Exactly repeat the material, dropping every picture from the copy.

___ Records for processing ___

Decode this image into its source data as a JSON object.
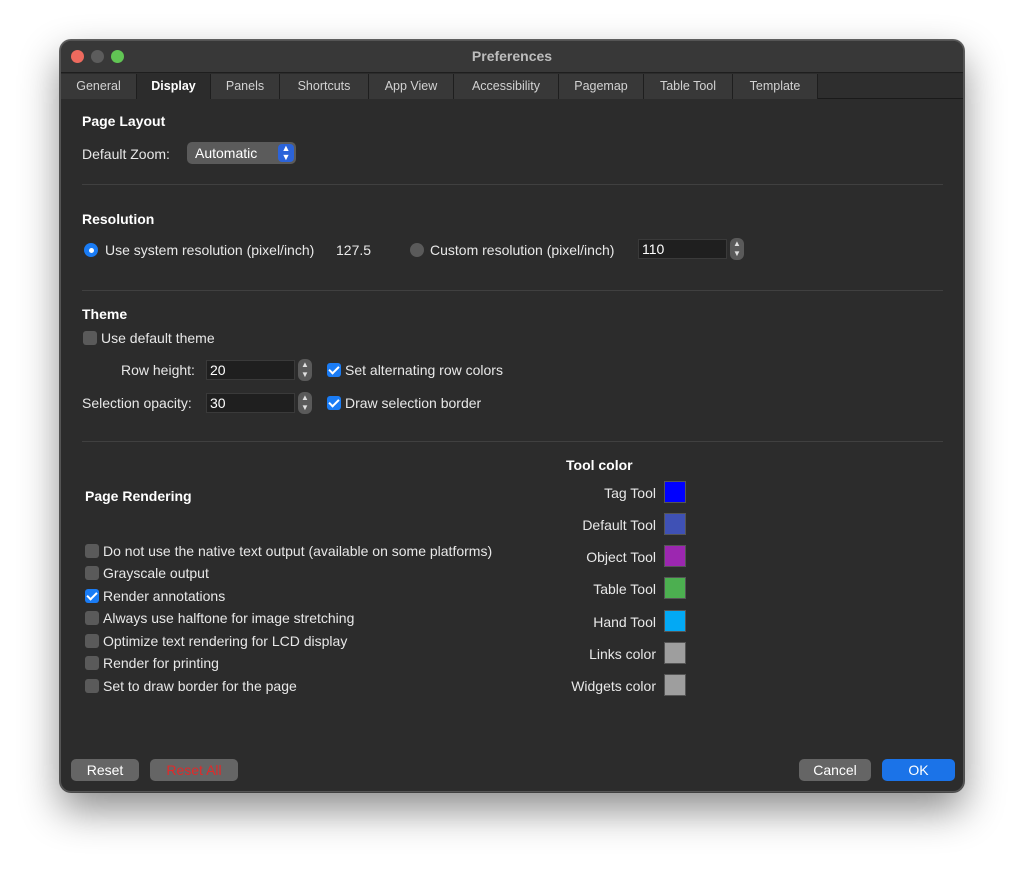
{
  "window": {
    "title": "Preferences"
  },
  "tabs": [
    {
      "label": "General"
    },
    {
      "label": "Display"
    },
    {
      "label": "Panels"
    },
    {
      "label": "Shortcuts"
    },
    {
      "label": "App View"
    },
    {
      "label": "Accessibility"
    },
    {
      "label": "Pagemap"
    },
    {
      "label": "Table Tool"
    },
    {
      "label": "Template"
    }
  ],
  "active_tab": "Display",
  "page_layout": {
    "title": "Page Layout",
    "zoom_label": "Default Zoom:",
    "zoom_value": "Automatic"
  },
  "resolution": {
    "title": "Resolution",
    "system_label": "Use system resolution (pixel/inch)",
    "system_value": "127.5",
    "system_selected": true,
    "custom_label": "Custom resolution (pixel/inch)",
    "custom_value": "110"
  },
  "theme": {
    "title": "Theme",
    "use_default_label": "Use default theme",
    "use_default_checked": false,
    "row_height_label": "Row height:",
    "row_height_value": "20",
    "alternating_label": "Set alternating row colors",
    "alternating_checked": true,
    "selection_opacity_label": "Selection opacity:",
    "selection_opacity_value": "30",
    "selection_border_label": "Draw selection border",
    "selection_border_checked": true
  },
  "page_rendering": {
    "title": "Page Rendering",
    "options": [
      {
        "label": "Do not use the native text output (available on some platforms)",
        "checked": false
      },
      {
        "label": "Grayscale output",
        "checked": false
      },
      {
        "label": "Render annotations",
        "checked": true
      },
      {
        "label": "Always use halftone for image stretching",
        "checked": false
      },
      {
        "label": "Optimize text rendering for LCD display",
        "checked": false
      },
      {
        "label": "Render for printing",
        "checked": false
      },
      {
        "label": "Set to draw border for the page",
        "checked": false
      }
    ]
  },
  "tool_color": {
    "title": "Tool color",
    "items": [
      {
        "label": "Tag Tool",
        "color": "#0000ff"
      },
      {
        "label": "Default Tool",
        "color": "#3f51b5"
      },
      {
        "label": "Object Tool",
        "color": "#9c27b0"
      },
      {
        "label": "Table Tool",
        "color": "#4caf50"
      },
      {
        "label": "Hand Tool",
        "color": "#03a9f4"
      },
      {
        "label": "Links color",
        "color": "#9e9e9e"
      },
      {
        "label": "Widgets color",
        "color": "#9e9e9e"
      }
    ]
  },
  "footer": {
    "reset_label": "Reset",
    "reset_all_label": "Reset All",
    "cancel_label": "Cancel",
    "ok_label": "OK"
  }
}
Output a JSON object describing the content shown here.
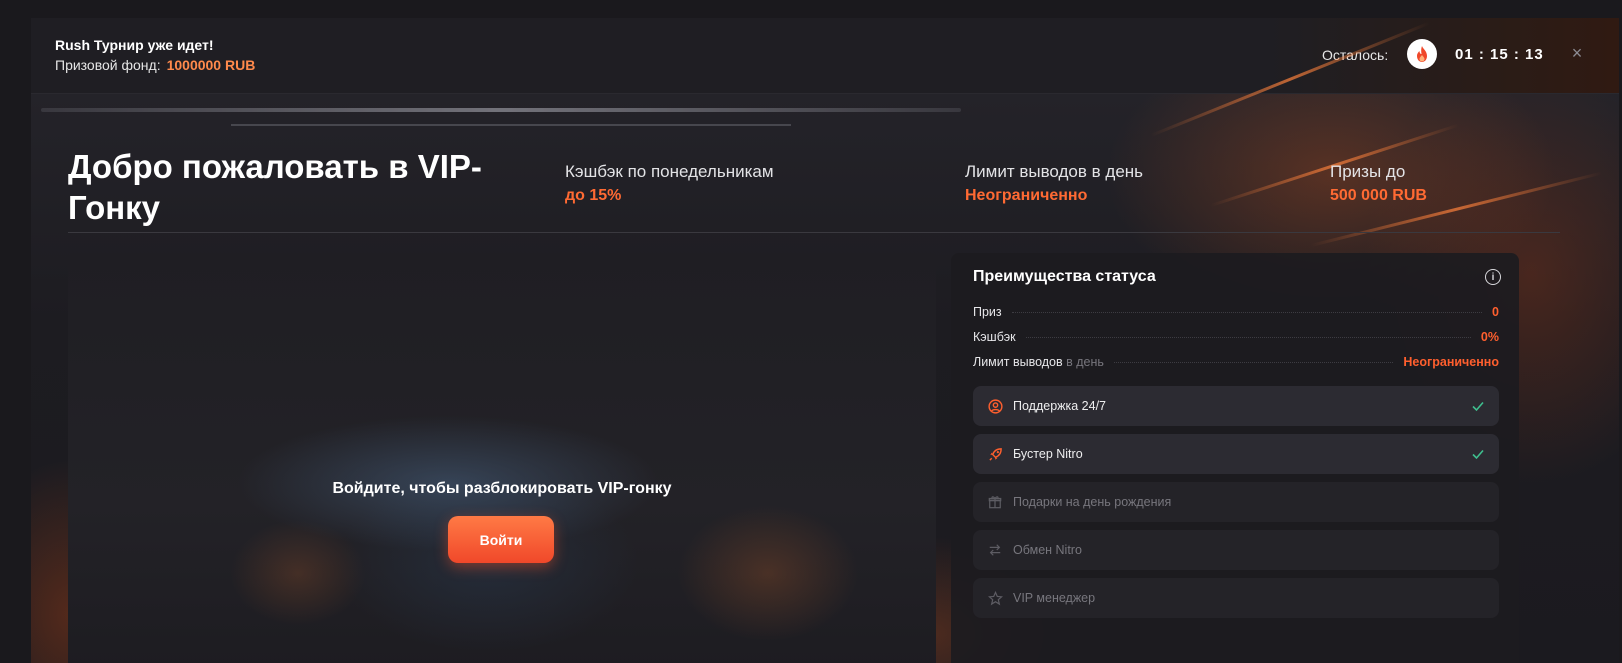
{
  "banner": {
    "title": "Rush Турнир уже идет!",
    "fund_label": "Призовой фонд:",
    "fund_value": "1000000 RUB",
    "remaining_label": "Осталось:",
    "timer": "01 : 15 : 13",
    "close_glyph": "×"
  },
  "hero": {
    "title": "Добро пожаловать в VIP-Гонку",
    "stats": [
      {
        "label": "Кэшбэк по понедельникам",
        "value": "до 15%"
      },
      {
        "label": "Лимит выводов в день",
        "value": "Неограниченно"
      },
      {
        "label": "Призы до",
        "value": "500 000 RUB"
      }
    ]
  },
  "locked": {
    "message": "Войдите, чтобы разблокировать VIP-гонку",
    "login_label": "Войти"
  },
  "benefits": {
    "title": "Преимущества статуса",
    "info_glyph": "i",
    "rows": [
      {
        "label": "Приз",
        "suffix": "",
        "value": "0"
      },
      {
        "label": "Кэшбэк",
        "suffix": "",
        "value": "0%"
      },
      {
        "label": "Лимит выводов",
        "suffix": "в день",
        "value": "Неограниченно"
      }
    ],
    "perks": [
      {
        "name": "Поддержка 24/7",
        "icon": "support-icon",
        "active": true
      },
      {
        "name": "Бустер Nitro",
        "icon": "rocket-icon",
        "active": true
      },
      {
        "name": "Подарки на день рождения",
        "icon": "gift-icon",
        "active": false
      },
      {
        "name": "Обмен Nitro",
        "icon": "exchange-icon",
        "active": false
      },
      {
        "name": "VIP менеджер",
        "icon": "star-icon",
        "active": false
      }
    ]
  },
  "colors": {
    "accent": "#ff5f2e",
    "check": "#3fbf8f",
    "background": "#1e1d22"
  }
}
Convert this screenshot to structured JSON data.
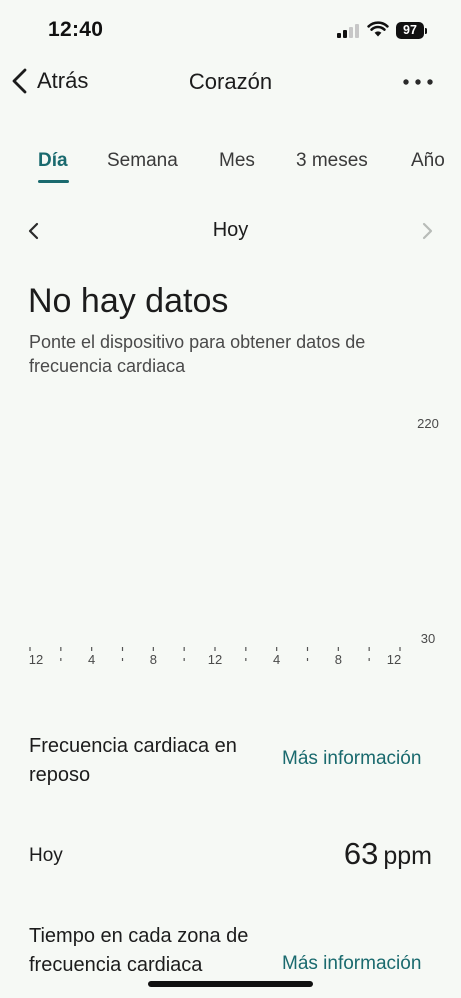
{
  "status_bar": {
    "time": "12:40",
    "battery": "97"
  },
  "nav": {
    "back_label": "Atrás",
    "title": "Corazón"
  },
  "tabs": [
    {
      "label": "Día",
      "active": true
    },
    {
      "label": "Semana"
    },
    {
      "label": "Mes"
    },
    {
      "label": "3 meses"
    },
    {
      "label": "Año"
    }
  ],
  "date_nav": {
    "label": "Hoy"
  },
  "empty_state": {
    "title": "No hay datos",
    "message": "Ponte el dispositivo para obtener datos de frecuencia cardiaca"
  },
  "chart_data": {
    "type": "line",
    "x_tick_labels": [
      "12",
      "4",
      "8",
      "12",
      "4",
      "8",
      "12"
    ],
    "y_tick_labels": [
      "220",
      "30"
    ],
    "ylim": [
      30,
      220
    ],
    "series": []
  },
  "resting_hr": {
    "title": "Frecuencia cardiaca en reposo",
    "link": "Más información"
  },
  "today_row": {
    "label": "Hoy",
    "value": "63",
    "unit": "ppm"
  },
  "zones": {
    "title": "Tiempo en cada zona de frecuencia cardiaca",
    "link": "Más información"
  }
}
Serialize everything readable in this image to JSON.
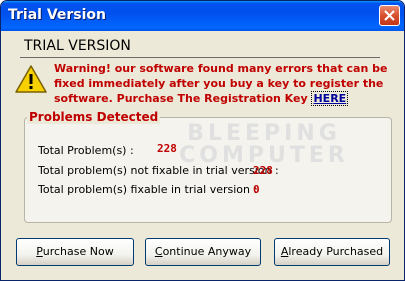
{
  "window": {
    "title": "Trial Version"
  },
  "header": {
    "title": "TRIAL VERSION"
  },
  "warning": {
    "text": "Warning! our software found many errors that can be fixed immediately after you buy a key to register the software. Purchase The Registration Key",
    "link_label": "HERE"
  },
  "problems": {
    "legend": "Problems Detected",
    "watermark_line1": "BLEEPING",
    "watermark_line2": "COMPUTER",
    "rows": [
      {
        "label": "Total Problem(s) :",
        "value": "228"
      },
      {
        "label": "Total problem(s) not fixable in trial version :",
        "value": "228"
      },
      {
        "label": "Total problem(s) fixable in trial version :",
        "value": "0"
      }
    ]
  },
  "buttons": {
    "purchase_first": "P",
    "purchase_rest": "urchase Now",
    "continue_first": "C",
    "continue_rest": "ontinue Anyway",
    "already_first": "A",
    "already_rest": "lready Purchased"
  },
  "colors": {
    "title_bar": "#0055ea",
    "warning_text": "#c00000",
    "link": "#00009c"
  },
  "icons": {
    "warning": "warning-triangle-icon",
    "close": "close-icon"
  }
}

___

## Solution for this exercise
Decode this image into its source data as a JSON object.
{
  "window": {
    "title": "Preferences"
  },
  "tabs": [
    {
      "label": "General"
    },
    {
      "label": "Display"
    },
    {
      "label": "Panels"
    },
    {
      "label": "Shortcuts"
    },
    {
      "label": "App View"
    },
    {
      "label": "Accessibility"
    },
    {
      "label": "Pagemap"
    },
    {
      "label": "Table Tool"
    },
    {
      "label": "Template"
    }
  ],
  "active_tab": "Display",
  "page_layout": {
    "title": "Page Layout",
    "zoom_label": "Default Zoom:",
    "zoom_value": "Automatic"
  },
  "resolution": {
    "title": "Resolution",
    "system_label": "Use system resolution (pixel/inch)",
    "system_value": "127.5",
    "system_selected": true,
    "custom_label": "Custom resolution (pixel/inch)",
    "custom_value": "110"
  },
  "theme": {
    "title": "Theme",
    "use_default_label": "Use default theme",
    "use_default_checked": false,
    "row_height_label": "Row height:",
    "row_height_value": "20",
    "alternating_label": "Set alternating row colors",
    "alternating_checked": true,
    "selection_opacity_label": "Selection opacity:",
    "selection_opacity_value": "30",
    "selection_border_label": "Draw selection border",
    "selection_border_checked": true
  },
  "page_rendering": {
    "title": "Page Rendering",
    "options": [
      {
        "label": "Do not use the native text output (available on some platforms)",
        "checked": false
      },
      {
        "label": "Grayscale output",
        "checked": false
      },
      {
        "label": "Render annotations",
        "checked": true
      },
      {
        "label": "Always use halftone for image stretching",
        "checked": false
      },
      {
        "label": "Optimize text rendering for LCD display",
        "checked": false
      },
      {
        "label": "Render for printing",
        "checked": false
      },
      {
        "label": "Set to draw border for the page",
        "checked": false
      }
    ]
  },
  "tool_color": {
    "title": "Tool color",
    "items": [
      {
        "label": "Tag Tool",
        "color": "#0000ff"
      },
      {
        "label": "Default Tool",
        "color": "#3f51b5"
      },
      {
        "label": "Object Tool",
        "color": "#9c27b0"
      },
      {
        "label": "Table Tool",
        "color": "#4caf50"
      },
      {
        "label": "Hand Tool",
        "color": "#03a9f4"
      },
      {
        "label": "Links color",
        "color": "#9e9e9e"
      },
      {
        "label": "Widgets color",
        "color": "#9e9e9e"
      }
    ]
  },
  "footer": {
    "reset_label": "Reset",
    "reset_all_label": "Reset All",
    "cancel_label": "Cancel",
    "ok_label": "OK"
  }
}
Output a JSON object describing the content shown here.
{
  "banner": {
    "title": "Rush Турнир уже идет!",
    "fund_label": "Призовой фонд:",
    "fund_value": "1000000 RUB",
    "remaining_label": "Осталось:",
    "timer": "01 : 15 : 13",
    "close_glyph": "×"
  },
  "hero": {
    "title": "Добро пожаловать в VIP-Гонку",
    "stats": [
      {
        "label": "Кэшбэк по понедельникам",
        "value": "до 15%"
      },
      {
        "label": "Лимит выводов в день",
        "value": "Неограниченно"
      },
      {
        "label": "Призы до",
        "value": "500 000 RUB"
      }
    ]
  },
  "locked": {
    "message": "Войдите, чтобы разблокировать VIP-гонку",
    "login_label": "Войти"
  },
  "benefits": {
    "title": "Преимущества статуса",
    "info_glyph": "i",
    "rows": [
      {
        "label": "Приз",
        "suffix": "",
        "value": "0"
      },
      {
        "label": "Кэшбэк",
        "suffix": "",
        "value": "0%"
      },
      {
        "label": "Лимит выводов",
        "suffix": "в день",
        "value": "Неограниченно"
      }
    ],
    "perks": [
      {
        "name": "Поддержка 24/7",
        "icon": "support-icon",
        "active": true
      },
      {
        "name": "Бустер Nitro",
        "icon": "rocket-icon",
        "active": true
      },
      {
        "name": "Подарки на день рождения",
        "icon": "gift-icon",
        "active": false
      },
      {
        "name": "Обмен Nitro",
        "icon": "exchange-icon",
        "active": false
      },
      {
        "name": "VIP менеджер",
        "icon": "star-icon",
        "active": false
      }
    ]
  },
  "colors": {
    "accent": "#ff5f2e",
    "check": "#3fbf8f",
    "background": "#1e1d22"
  }
}
Convert this screenshot to structured JSON data.
{
  "status_bar": {
    "time": "12:40",
    "battery": "97"
  },
  "nav": {
    "back_label": "Atrás",
    "title": "Corazón"
  },
  "tabs": [
    {
      "label": "Día",
      "active": true
    },
    {
      "label": "Semana"
    },
    {
      "label": "Mes"
    },
    {
      "label": "3 meses"
    },
    {
      "label": "Año"
    }
  ],
  "date_nav": {
    "label": "Hoy"
  },
  "empty_state": {
    "title": "No hay datos",
    "message": "Ponte el dispositivo para obtener datos de frecuencia cardiaca"
  },
  "chart_data": {
    "type": "line",
    "x_tick_labels": [
      "12",
      "4",
      "8",
      "12",
      "4",
      "8",
      "12"
    ],
    "y_tick_labels": [
      "220",
      "30"
    ],
    "ylim": [
      30,
      220
    ],
    "series": []
  },
  "resting_hr": {
    "title": "Frecuencia cardiaca en reposo",
    "link": "Más información"
  },
  "today_row": {
    "label": "Hoy",
    "value": "63",
    "unit": "ppm"
  },
  "zones": {
    "title": "Tiempo en cada zona de frecuencia cardiaca",
    "link": "Más información"
  }
}
Serialize everything readable in this image to JSON.
{
  "window": {
    "title": "Trial Version"
  },
  "header": {
    "title": "TRIAL VERSION"
  },
  "warning": {
    "text": "Warning! our software found many errors that can be fixed immediately after you buy a key to register the software. Purchase The Registration Key",
    "link_label": "HERE"
  },
  "problems": {
    "legend": "Problems Detected",
    "watermark_line1": "BLEEPING",
    "watermark_line2": "COMPUTER",
    "rows": [
      {
        "label": "Total Problem(s) :",
        "value": "228"
      },
      {
        "label": "Total problem(s) not fixable in trial version :",
        "value": "228"
      },
      {
        "label": "Total problem(s) fixable in trial version :",
        "value": "0"
      }
    ]
  },
  "buttons": {
    "purchase_first": "P",
    "purchase_rest": "urchase Now",
    "continue_first": "C",
    "continue_rest": "ontinue Anyway",
    "already_first": "A",
    "already_rest": "lready Purchased"
  },
  "colors": {
    "title_bar": "#0055ea",
    "warning_text": "#c00000",
    "link": "#00009c"
  },
  "icons": {
    "warning": "warning-triangle-icon",
    "close": "close-icon"
  }
}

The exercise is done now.